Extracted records
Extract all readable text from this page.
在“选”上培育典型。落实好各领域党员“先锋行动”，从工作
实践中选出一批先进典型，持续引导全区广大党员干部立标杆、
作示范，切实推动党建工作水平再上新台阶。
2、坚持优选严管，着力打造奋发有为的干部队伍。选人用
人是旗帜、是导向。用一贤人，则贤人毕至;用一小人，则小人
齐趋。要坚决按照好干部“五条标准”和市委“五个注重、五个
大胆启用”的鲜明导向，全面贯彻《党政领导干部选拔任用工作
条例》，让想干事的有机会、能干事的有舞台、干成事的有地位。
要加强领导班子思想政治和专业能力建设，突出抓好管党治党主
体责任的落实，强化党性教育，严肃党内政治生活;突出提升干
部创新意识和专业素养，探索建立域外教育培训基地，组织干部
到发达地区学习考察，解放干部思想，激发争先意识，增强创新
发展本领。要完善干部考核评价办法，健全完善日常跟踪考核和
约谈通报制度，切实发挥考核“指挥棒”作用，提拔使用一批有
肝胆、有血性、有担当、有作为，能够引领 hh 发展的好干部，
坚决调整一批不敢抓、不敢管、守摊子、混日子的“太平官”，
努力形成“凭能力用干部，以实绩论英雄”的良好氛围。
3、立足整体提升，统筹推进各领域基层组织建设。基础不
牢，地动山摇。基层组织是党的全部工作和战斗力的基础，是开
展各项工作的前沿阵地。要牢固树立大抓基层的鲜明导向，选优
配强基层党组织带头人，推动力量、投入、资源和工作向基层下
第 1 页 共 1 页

- [Work to be completed] Print all of the entries exactly as they appear.

- [Task output]
Extract all readable text from this page.
在“选”上培育典型。落实好各领域党员“先锋行动”，从工作
实践中选出一批先进典型，持续引导全区广大党员干部立标杆、
作示范，切实推动党建工作水平再上新台阶。
2、坚持优选严管，着力打造奋发有为的干部队伍。选人用
人是旗帜、是导向。用一贤人，则贤人毕至;用一小人，则小人
齐趋。要坚决按照好干部“五条标准”和市委“五个注重、五个
大胆启用”的鲜明导向，全面贯彻《党政领导干部选拔任用工作
条例》，让想干事的有机会、能干事的有舞台、干成事的有地位。
要加强领导班子思想政治和专业能力建设，突出抓好管党治党主
体责任的落实，强化党性教育，严肃党内政治生活;突出提升干
部创新意识和专业素养，探索建立域外教育培训基地，组织干部
到发达地区学习考察，解放干部思想，激发争先意识，增强创新
发展本领。要完善干部考核评价办法，健全完善日常跟踪考核和
约谈通报制度，切实发挥考核“指挥棒”作用，提拔使用一批有
肝胆、有血性、有担当、有作为，能够引领 hh 发展的好干部，
坚决调整一批不敢抓、不敢管、守摊子、混日子的“太平官”，
努力形成“凭能力用干部，以实绩论英雄”的良好氛围。
3、立足整体提升，统筹推进各领域基层组织建设。基础不
牢，地动山摇。基层组织是党的全部工作和战斗力的基础，是开
展各项工作的前沿阵地。要牢固树立大抓基层的鲜明导向，选优
配强基层党组织带头人，推动力量、投入、资源和工作向基层下
第 1 页 共 1 页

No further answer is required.